* [SET PROBLEM]: The entries need to be copied exactly.

* [RECORDS PROVIDED]:
——————

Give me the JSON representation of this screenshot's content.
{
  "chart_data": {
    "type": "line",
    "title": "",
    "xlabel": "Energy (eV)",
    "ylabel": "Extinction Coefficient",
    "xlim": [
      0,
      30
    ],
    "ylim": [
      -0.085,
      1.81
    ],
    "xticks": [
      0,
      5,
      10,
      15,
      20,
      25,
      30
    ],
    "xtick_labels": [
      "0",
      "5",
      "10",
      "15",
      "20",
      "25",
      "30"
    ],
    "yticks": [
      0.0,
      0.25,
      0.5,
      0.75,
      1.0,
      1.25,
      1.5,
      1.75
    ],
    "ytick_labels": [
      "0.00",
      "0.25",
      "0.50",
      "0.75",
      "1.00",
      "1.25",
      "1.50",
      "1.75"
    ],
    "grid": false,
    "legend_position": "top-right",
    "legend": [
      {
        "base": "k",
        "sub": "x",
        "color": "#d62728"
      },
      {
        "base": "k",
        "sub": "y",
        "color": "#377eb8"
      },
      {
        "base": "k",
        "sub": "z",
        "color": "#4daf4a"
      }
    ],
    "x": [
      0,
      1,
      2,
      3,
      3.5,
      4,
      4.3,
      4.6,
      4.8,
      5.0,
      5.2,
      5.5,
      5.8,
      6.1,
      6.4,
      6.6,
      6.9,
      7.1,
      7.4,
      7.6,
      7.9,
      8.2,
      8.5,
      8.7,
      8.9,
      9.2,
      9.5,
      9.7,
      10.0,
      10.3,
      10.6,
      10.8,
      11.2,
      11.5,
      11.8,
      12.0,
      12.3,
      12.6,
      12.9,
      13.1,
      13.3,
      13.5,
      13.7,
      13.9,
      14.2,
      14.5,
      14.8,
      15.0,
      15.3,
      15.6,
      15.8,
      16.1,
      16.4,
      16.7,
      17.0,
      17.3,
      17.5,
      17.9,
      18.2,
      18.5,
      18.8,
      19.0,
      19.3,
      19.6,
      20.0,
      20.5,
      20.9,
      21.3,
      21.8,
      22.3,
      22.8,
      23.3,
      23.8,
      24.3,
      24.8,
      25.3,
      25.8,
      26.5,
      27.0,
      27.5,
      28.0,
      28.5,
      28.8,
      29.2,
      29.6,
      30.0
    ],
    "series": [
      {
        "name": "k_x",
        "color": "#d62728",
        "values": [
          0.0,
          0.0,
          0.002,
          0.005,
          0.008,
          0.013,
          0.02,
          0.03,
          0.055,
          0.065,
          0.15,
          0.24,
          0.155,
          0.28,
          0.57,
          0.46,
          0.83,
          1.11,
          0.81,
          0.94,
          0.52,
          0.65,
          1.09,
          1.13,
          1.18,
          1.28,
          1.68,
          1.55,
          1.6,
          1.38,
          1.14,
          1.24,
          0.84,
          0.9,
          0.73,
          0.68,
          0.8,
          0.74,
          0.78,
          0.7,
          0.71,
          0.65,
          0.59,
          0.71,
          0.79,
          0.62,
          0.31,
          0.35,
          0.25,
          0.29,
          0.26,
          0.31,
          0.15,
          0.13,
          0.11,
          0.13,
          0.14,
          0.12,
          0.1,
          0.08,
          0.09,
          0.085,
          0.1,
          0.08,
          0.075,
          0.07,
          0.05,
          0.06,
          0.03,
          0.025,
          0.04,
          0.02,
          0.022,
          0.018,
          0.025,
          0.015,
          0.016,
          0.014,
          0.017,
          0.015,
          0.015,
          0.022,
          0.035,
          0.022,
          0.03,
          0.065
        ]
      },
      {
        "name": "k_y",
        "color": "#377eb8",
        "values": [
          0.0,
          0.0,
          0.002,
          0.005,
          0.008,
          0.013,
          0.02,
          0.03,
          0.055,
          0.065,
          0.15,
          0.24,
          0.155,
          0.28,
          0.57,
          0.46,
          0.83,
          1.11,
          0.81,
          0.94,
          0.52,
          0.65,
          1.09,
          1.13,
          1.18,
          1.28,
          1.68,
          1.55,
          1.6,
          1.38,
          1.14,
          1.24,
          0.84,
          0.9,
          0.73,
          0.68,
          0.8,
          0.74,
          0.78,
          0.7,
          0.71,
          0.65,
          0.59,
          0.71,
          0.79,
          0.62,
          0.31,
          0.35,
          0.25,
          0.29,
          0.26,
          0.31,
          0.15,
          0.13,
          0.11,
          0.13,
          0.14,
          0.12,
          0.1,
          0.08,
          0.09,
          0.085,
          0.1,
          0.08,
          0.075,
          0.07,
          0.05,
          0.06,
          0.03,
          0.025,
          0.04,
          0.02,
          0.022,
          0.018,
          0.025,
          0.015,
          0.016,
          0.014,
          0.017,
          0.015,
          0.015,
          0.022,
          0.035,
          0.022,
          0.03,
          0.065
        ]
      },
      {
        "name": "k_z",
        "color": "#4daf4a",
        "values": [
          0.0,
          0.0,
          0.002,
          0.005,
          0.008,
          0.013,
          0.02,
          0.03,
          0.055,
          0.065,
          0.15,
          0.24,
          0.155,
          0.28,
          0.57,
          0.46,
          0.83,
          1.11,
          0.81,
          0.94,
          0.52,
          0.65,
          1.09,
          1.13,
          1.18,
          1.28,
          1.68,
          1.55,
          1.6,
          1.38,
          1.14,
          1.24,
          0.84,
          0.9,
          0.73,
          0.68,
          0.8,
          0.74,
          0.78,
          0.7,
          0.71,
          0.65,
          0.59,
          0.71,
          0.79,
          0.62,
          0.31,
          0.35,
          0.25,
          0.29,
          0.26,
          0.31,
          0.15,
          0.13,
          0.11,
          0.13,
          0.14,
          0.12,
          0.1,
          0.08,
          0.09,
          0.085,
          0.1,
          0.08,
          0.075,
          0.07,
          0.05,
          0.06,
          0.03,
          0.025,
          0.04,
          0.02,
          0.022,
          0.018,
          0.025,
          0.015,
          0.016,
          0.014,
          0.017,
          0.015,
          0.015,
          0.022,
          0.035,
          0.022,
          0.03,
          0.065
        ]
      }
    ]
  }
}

——————

* [SOLUTION TO THIS PROBLEM]:
Give me the JSON representation of this screenshot's content.
{
  "chart_data": {
    "type": "line",
    "title": "",
    "xlabel": "Energy (eV)",
    "ylabel": "Extinction Coefficient",
    "xlim": [
      0,
      30
    ],
    "ylim": [
      -0.085,
      1.81
    ],
    "xticks": [
      0,
      5,
      10,
      15,
      20,
      25,
      30
    ],
    "xtick_labels": [
      "0",
      "5",
      "10",
      "15",
      "20",
      "25",
      "30"
    ],
    "yticks": [
      0.0,
      0.25,
      0.5,
      0.75,
      1.0,
      1.25,
      1.5,
      1.75
    ],
    "ytick_labels": [
      "0.00",
      "0.25",
      "0.50",
      "0.75",
      "1.00",
      "1.25",
      "1.50",
      "1.75"
    ],
    "grid": false,
    "legend_position": "top-right",
    "legend": [
      {
        "base": "k",
        "sub": "x",
        "color": "#d62728"
      },
      {
        "base": "k",
        "sub": "y",
        "color": "#377eb8"
      },
      {
        "base": "k",
        "sub": "z",
        "color": "#4daf4a"
      }
    ],
    "x": [
      0,
      1,
      2,
      3,
      3.5,
      4,
      4.3,
      4.6,
      4.8,
      5.0,
      5.2,
      5.5,
      5.8,
      6.1,
      6.4,
      6.6,
      6.9,
      7.1,
      7.4,
      7.6,
      7.9,
      8.2,
      8.5,
      8.7,
      8.9,
      9.2,
      9.5,
      9.7,
      10.0,
      10.3,
      10.6,
      10.8,
      11.2,
      11.5,
      11.8,
      12.0,
      12.3,
      12.6,
      12.9,
      13.1,
      13.3,
      13.5,
      13.7,
      13.9,
      14.2,
      14.5,
      14.8,
      15.0,
      15.3,
      15.6,
      15.8,
      16.1,
      16.4,
      16.7,
      17.0,
      17.3,
      17.5,
      17.9,
      18.2,
      18.5,
      18.8,
      19.0,
      19.3,
      19.6,
      20.0,
      20.5,
      20.9,
      21.3,
      21.8,
      22.3,
      22.8,
      23.3,
      23.8,
      24.3,
      24.8,
      25.3,
      25.8,
      26.5,
      27.0,
      27.5,
      28.0,
      28.5,
      28.8,
      29.2,
      29.6,
      30.0
    ],
    "series": [
      {
        "name": "k_x",
        "color": "#d62728",
        "values": [
          0.0,
          0.0,
          0.002,
          0.005,
          0.008,
          0.013,
          0.02,
          0.03,
          0.055,
          0.065,
          0.15,
          0.24,
          0.155,
          0.28,
          0.57,
          0.46,
          0.83,
          1.11,
          0.81,
          0.94,
          0.52,
          0.65,
          1.09,
          1.13,
          1.18,
          1.28,
          1.68,
          1.55,
          1.6,
          1.38,
          1.14,
          1.24,
          0.84,
          0.9,
          0.73,
          0.68,
          0.8,
          0.74,
          0.78,
          0.7,
          0.71,
          0.65,
          0.59,
          0.71,
          0.79,
          0.62,
          0.31,
          0.35,
          0.25,
          0.29,
          0.26,
          0.31,
          0.15,
          0.13,
          0.11,
          0.13,
          0.14,
          0.12,
          0.1,
          0.08,
          0.09,
          0.085,
          0.1,
          0.08,
          0.075,
          0.07,
          0.05,
          0.06,
          0.03,
          0.025,
          0.04,
          0.02,
          0.022,
          0.018,
          0.025,
          0.015,
          0.016,
          0.014,
          0.017,
          0.015,
          0.015,
          0.022,
          0.035,
          0.022,
          0.03,
          0.065
        ]
      },
      {
        "name": "k_y",
        "color": "#377eb8",
        "values": [
          0.0,
          0.0,
          0.002,
          0.005,
          0.008,
          0.013,
          0.02,
          0.03,
          0.055,
          0.065,
          0.15,
          0.24,
          0.155,
          0.28,
          0.57,
          0.46,
          0.83,
          1.11,
          0.81,
          0.94,
          0.52,
          0.65,
          1.09,
          1.13,
          1.18,
          1.28,
          1.68,
          1.55,
          1.6,
          1.38,
          1.14,
          1.24,
          0.84,
          0.9,
          0.73,
          0.68,
          0.8,
          0.74,
          0.78,
          0.7,
          0.71,
          0.65,
          0.59,
          0.71,
          0.79,
          0.62,
          0.31,
          0.35,
          0.25,
          0.29,
          0.26,
          0.31,
          0.15,
          0.13,
          0.11,
          0.13,
          0.14,
          0.12,
          0.1,
          0.08,
          0.09,
          0.085,
          0.1,
          0.08,
          0.075,
          0.07,
          0.05,
          0.06,
          0.03,
          0.025,
          0.04,
          0.02,
          0.022,
          0.018,
          0.025,
          0.015,
          0.016,
          0.014,
          0.017,
          0.015,
          0.015,
          0.022,
          0.035,
          0.022,
          0.03,
          0.065
        ]
      },
      {
        "name": "k_z",
        "color": "#4daf4a",
        "values": [
          0.0,
          0.0,
          0.002,
          0.005,
          0.008,
          0.013,
          0.02,
          0.03,
          0.055,
          0.065,
          0.15,
          0.24,
          0.155,
          0.28,
          0.57,
          0.46,
          0.83,
          1.11,
          0.81,
          0.94,
          0.52,
          0.65,
          1.09,
          1.13,
          1.18,
          1.28,
          1.68,
          1.55,
          1.6,
          1.38,
          1.14,
          1.24,
          0.84,
          0.9,
          0.73,
          0.68,
          0.8,
          0.74,
          0.78,
          0.7,
          0.71,
          0.65,
          0.59,
          0.71,
          0.79,
          0.62,
          0.31,
          0.35,
          0.25,
          0.29,
          0.26,
          0.31,
          0.15,
          0.13,
          0.11,
          0.13,
          0.14,
          0.12,
          0.1,
          0.08,
          0.09,
          0.085,
          0.1,
          0.08,
          0.075,
          0.07,
          0.05,
          0.06,
          0.03,
          0.025,
          0.04,
          0.02,
          0.022,
          0.018,
          0.025,
          0.015,
          0.016,
          0.014,
          0.017,
          0.015,
          0.015,
          0.022,
          0.035,
          0.022,
          0.03,
          0.065
        ]
      }
    ]
  }
}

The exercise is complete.